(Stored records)

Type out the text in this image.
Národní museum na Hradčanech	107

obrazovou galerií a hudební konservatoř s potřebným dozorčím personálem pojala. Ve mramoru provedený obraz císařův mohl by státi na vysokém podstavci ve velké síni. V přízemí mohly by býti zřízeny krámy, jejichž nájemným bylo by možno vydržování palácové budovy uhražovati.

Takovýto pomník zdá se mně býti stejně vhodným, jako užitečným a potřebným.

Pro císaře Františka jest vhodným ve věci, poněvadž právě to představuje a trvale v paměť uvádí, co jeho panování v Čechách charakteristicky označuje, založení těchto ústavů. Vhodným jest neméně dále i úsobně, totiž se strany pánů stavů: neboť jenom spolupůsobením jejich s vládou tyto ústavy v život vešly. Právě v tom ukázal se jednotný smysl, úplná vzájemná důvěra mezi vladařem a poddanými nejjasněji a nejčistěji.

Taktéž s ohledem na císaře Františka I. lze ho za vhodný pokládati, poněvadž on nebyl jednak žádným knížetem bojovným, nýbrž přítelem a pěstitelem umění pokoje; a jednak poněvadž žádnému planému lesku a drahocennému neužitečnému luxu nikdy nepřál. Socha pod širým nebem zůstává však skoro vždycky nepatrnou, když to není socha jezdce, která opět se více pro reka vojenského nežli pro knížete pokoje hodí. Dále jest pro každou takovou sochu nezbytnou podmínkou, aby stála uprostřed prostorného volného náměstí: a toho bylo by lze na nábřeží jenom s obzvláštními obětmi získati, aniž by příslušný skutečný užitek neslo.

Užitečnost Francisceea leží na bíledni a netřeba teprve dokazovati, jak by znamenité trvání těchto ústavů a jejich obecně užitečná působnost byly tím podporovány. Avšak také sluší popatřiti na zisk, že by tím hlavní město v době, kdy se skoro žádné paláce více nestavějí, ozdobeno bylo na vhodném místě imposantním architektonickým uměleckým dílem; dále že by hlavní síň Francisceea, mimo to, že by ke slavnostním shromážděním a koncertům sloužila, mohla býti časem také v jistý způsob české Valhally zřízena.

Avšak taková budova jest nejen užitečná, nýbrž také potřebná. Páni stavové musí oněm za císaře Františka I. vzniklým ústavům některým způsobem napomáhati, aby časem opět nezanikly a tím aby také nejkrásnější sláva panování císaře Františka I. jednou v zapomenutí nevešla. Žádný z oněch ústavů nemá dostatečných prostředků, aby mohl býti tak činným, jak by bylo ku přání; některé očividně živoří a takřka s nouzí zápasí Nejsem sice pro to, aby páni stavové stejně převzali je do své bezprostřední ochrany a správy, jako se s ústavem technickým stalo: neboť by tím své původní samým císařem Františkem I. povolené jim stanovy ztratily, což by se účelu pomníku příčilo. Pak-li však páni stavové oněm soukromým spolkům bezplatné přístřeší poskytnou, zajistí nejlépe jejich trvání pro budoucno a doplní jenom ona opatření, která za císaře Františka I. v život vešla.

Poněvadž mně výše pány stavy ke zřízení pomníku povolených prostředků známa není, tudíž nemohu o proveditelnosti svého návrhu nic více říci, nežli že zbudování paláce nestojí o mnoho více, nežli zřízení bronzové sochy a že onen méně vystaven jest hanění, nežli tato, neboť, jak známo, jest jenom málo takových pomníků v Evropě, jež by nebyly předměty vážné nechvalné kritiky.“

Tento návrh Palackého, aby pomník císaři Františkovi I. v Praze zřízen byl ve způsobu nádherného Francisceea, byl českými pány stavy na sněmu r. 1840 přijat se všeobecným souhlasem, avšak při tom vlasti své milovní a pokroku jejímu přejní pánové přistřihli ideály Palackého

# TASK OBJECTIVE
Each entry above is to be printed again exactly.

# OUTPUT FOR THIS EXERCISE
Type out the text in this image.
Národní museum na Hradčanech	107

obrazovou galerií a hudební konservatoř s potřebným dozorčím personálem pojala. Ve mramoru provedený obraz císařův mohl by státi na vysokém podstavci ve velké síni. V přízemí mohly by býti zřízeny krámy, jejichž nájemným bylo by možno vydržování palácové budovy uhražovati.

Takovýto pomník zdá se mně býti stejně vhodným, jako užitečným a potřebným.

Pro císaře Františka jest vhodným ve věci, poněvadž právě to představuje a trvale v paměť uvádí, co jeho panování v Čechách charakteristicky označuje, založení těchto ústavů. Vhodným jest neméně dále i úsobně, totiž se strany pánů stavů: neboť jenom spolupůsobením jejich s vládou tyto ústavy v život vešly. Právě v tom ukázal se jednotný smysl, úplná vzájemná důvěra mezi vladařem a poddanými nejjasněji a nejčistěji.

Taktéž s ohledem na císaře Františka I. lze ho za vhodný pokládati, poněvadž on nebyl jednak žádným knížetem bojovným, nýbrž přítelem a pěstitelem umění pokoje; a jednak poněvadž žádnému planému lesku a drahocennému neužitečnému luxu nikdy nepřál. Socha pod širým nebem zůstává však skoro vždycky nepatrnou, když to není socha jezdce, která opět se více pro reka vojenského nežli pro knížete pokoje hodí. Dále jest pro každou takovou sochu nezbytnou podmínkou, aby stála uprostřed prostorného volného náměstí: a toho bylo by lze na nábřeží jenom s obzvláštními obětmi získati, aniž by příslušný skutečný užitek neslo.

Užitečnost Francisceea leží na bíledni a netřeba teprve dokazovati, jak by znamenité trvání těchto ústavů a jejich obecně užitečná působnost byly tím podporovány. Avšak také sluší popatřiti na zisk, že by tím hlavní město v době, kdy se skoro žádné paláce více nestavějí, ozdobeno bylo na vhodném místě imposantním architektonickým uměleckým dílem; dále že by hlavní síň Francisceea, mimo to, že by ke slavnostním shromážděním a koncertům sloužila, mohla býti časem také v jistý způsob české Valhally zřízena.

Avšak taková budova jest nejen užitečná, nýbrž také potřebná. Páni stavové musí oněm za císaře Františka I. vzniklým ústavům některým způsobem napomáhati, aby časem opět nezanikly a tím aby také nejkrásnější sláva panování císaře Františka I. jednou v zapomenutí nevešla. Žádný z oněch ústavů nemá dostatečných prostředků, aby mohl býti tak činným, jak by bylo ku přání; některé očividně živoří a takřka s nouzí zápasí Nejsem sice pro to, aby páni stavové stejně převzali je do své bezprostřední ochrany a správy, jako se s ústavem technickým stalo: neboť by tím své původní samým císařem Františkem I. povolené jim stanovy ztratily, což by se účelu pomníku příčilo. Pak-li však páni stavové oněm soukromým spolkům bezplatné přístřeší poskytnou, zajistí nejlépe jejich trvání pro budoucno a doplní jenom ona opatření, která za císaře Františka I. v život vešla.

Poněvadž mně výše pány stavy ke zřízení pomníku povolených prostředků známa není, tudíž nemohu o proveditelnosti svého návrhu nic více říci, nežli že zbudování paláce nestojí o mnoho více, nežli zřízení bronzové sochy a že onen méně vystaven jest hanění, nežli tato, neboť, jak známo, jest jenom málo takových pomníků v Evropě, jež by nebyly předměty vážné nechvalné kritiky.“

Tento návrh Palackého, aby pomník císaři Františkovi I. v Praze zřízen byl ve způsobu nádherného Francisceea, byl českými pány stavy na sněmu r. 1840 přijat se všeobecným souhlasem, avšak při tom vlasti své milovní a pokroku jejímu přejní pánové přistřihli ideály Palackého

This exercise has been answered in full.